Aim of the exercise:
Copy all lines holding the word "социальной" from the entries.

Dataset records:
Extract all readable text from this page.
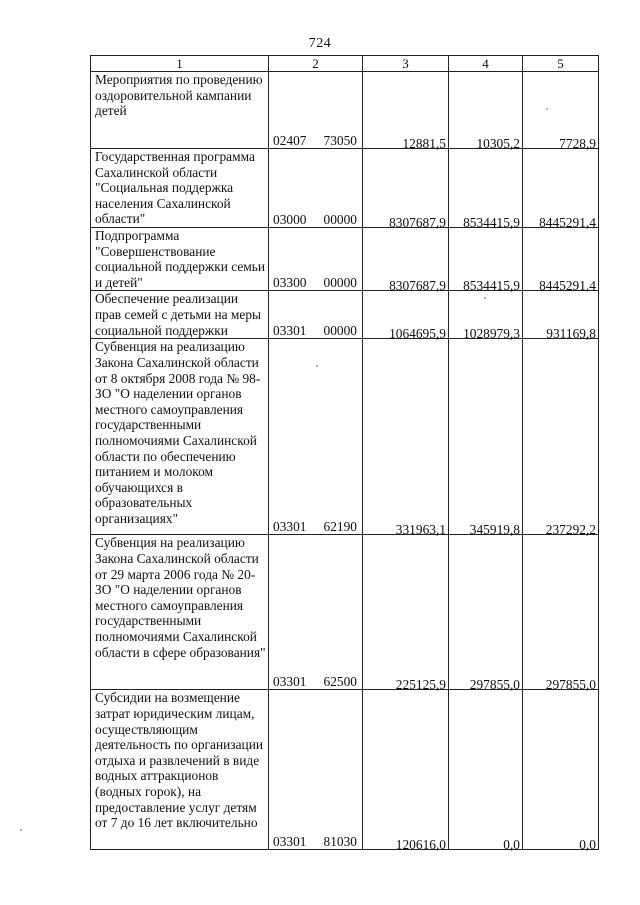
724
1	2	3	4	5
Мероприятия по проведению оздоровительной кампании детей	02407 73050	12881,5	10305,2	7728,9
Государственная программа Сахалинской области "Социальная поддержка населения Сахалинской области"	03000 00000	8307687,9	8534415,9	8445291,4
Подпрограмма "Совершенствование социальной поддержки семьи и детей"	03300 00000	8307687,9	8534415,9	8445291,4
Обеспечение реализации прав семей с детьми на меры социальной поддержки	03301 00000	1064695,9	1028979,3	931169,8
Субвенция на реализацию Закона Сахалинской области от 8 октября 2008 года № 98-ЗО "О наделении органов местного самоуправления государственными полномочиями Сахалинской области по обеспечению питанием и молоком обучающихся в образовательных организациях"	03301 62190	331963,1	345919,8	237292,2
Субвенция на реализацию Закона Сахалинской области от 29 марта 2006 года № 20-ЗО "О наделении органов местного самоуправления государственными полномочиями Сахалинской области в сфере образования"	03301 62500	225125,9	297855,0	297855,0
Субсидии на возмещение затрат юридическим лицам, осуществляющим деятельность по организации отдыха и развлечений в виде водных аттракционов (водных горок), на предоставление услуг детям от 7 до 16 лет включительно	03301 81030	120616,0	0,0	0,0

Response to this task:
Подпрограмма "Совершенствование социальной поддержки семьи и детей"	03300 00000	8307687,9	8534415,9	8445291,4
Обеспечение реализации прав семей с детьми на меры социальной поддержки	03301 00000	1064695,9	1028979,3	931169,8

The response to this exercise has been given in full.